▸ Goal of the exercise: Exclude the pictures, then copy all remaining records exactly.

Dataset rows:
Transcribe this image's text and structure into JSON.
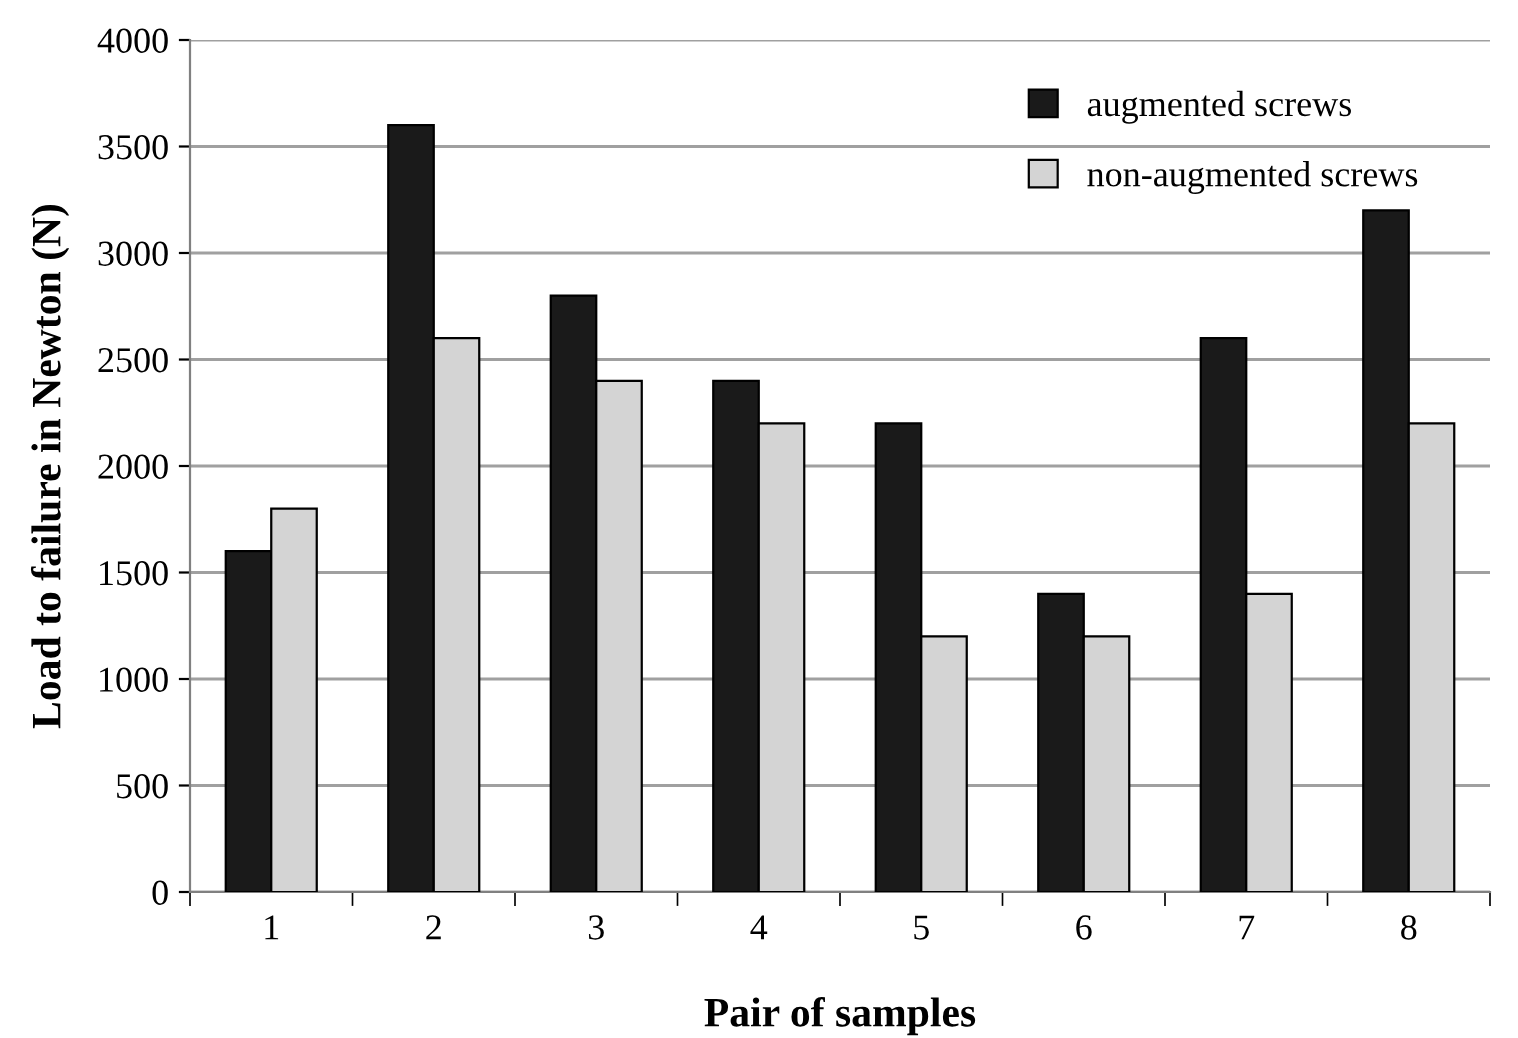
{
  "chart_data": {
    "type": "bar",
    "xlabel": "Pair of samples",
    "ylabel": "Load to failure in Newton (N)",
    "categories": [
      "1",
      "2",
      "3",
      "4",
      "5",
      "6",
      "7",
      "8"
    ],
    "series": [
      {
        "name": "augmented screws",
        "color": "#1a1a1a",
        "values": [
          1600,
          3600,
          2800,
          2400,
          2200,
          1400,
          2600,
          3200
        ]
      },
      {
        "name": "non-augmented screws",
        "color": "#d4d4d4",
        "values": [
          1800,
          2600,
          2400,
          2200,
          1200,
          1200,
          1400,
          2200
        ]
      }
    ],
    "ylim": [
      0,
      4000
    ],
    "yticks": [
      0,
      500,
      1000,
      1500,
      2000,
      2500,
      3000,
      3500,
      4000
    ],
    "grid": "y",
    "legend": "top right"
  }
}
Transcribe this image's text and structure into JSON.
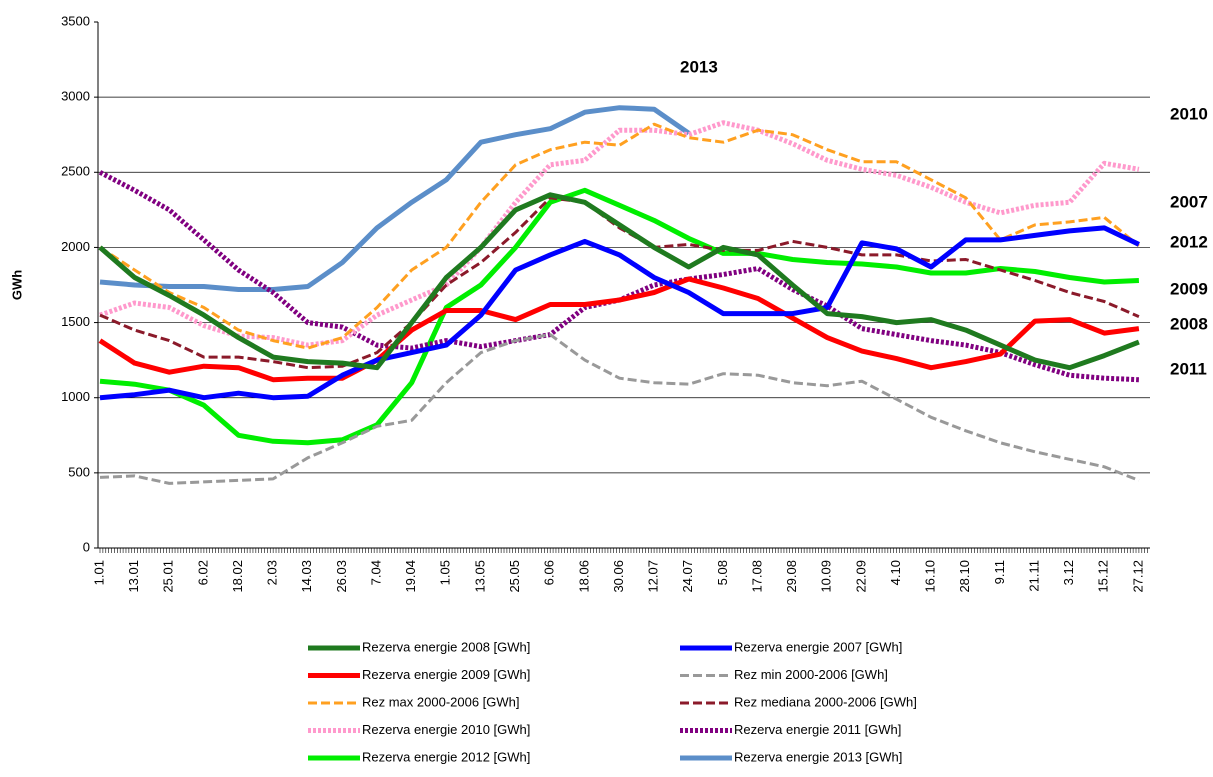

▸ Problem solution:
Transcribe this image's text and structure into JSON.
{
  "chart_data": {
    "type": "bar",
    "xlabel": "Pair of samples",
    "ylabel": "Load to failure in Newton (N)",
    "categories": [
      "1",
      "2",
      "3",
      "4",
      "5",
      "6",
      "7",
      "8"
    ],
    "series": [
      {
        "name": "augmented screws",
        "color": "#1a1a1a",
        "values": [
          1600,
          3600,
          2800,
          2400,
          2200,
          1400,
          2600,
          3200
        ]
      },
      {
        "name": "non-augmented screws",
        "color": "#d4d4d4",
        "values": [
          1800,
          2600,
          2400,
          2200,
          1200,
          1200,
          1400,
          2200
        ]
      }
    ],
    "ylim": [
      0,
      4000
    ],
    "yticks": [
      0,
      500,
      1000,
      1500,
      2000,
      2500,
      3000,
      3500,
      4000
    ],
    "grid": "y",
    "legend": "top right"
  }
}
Transcribe this image's text and structure into JSON.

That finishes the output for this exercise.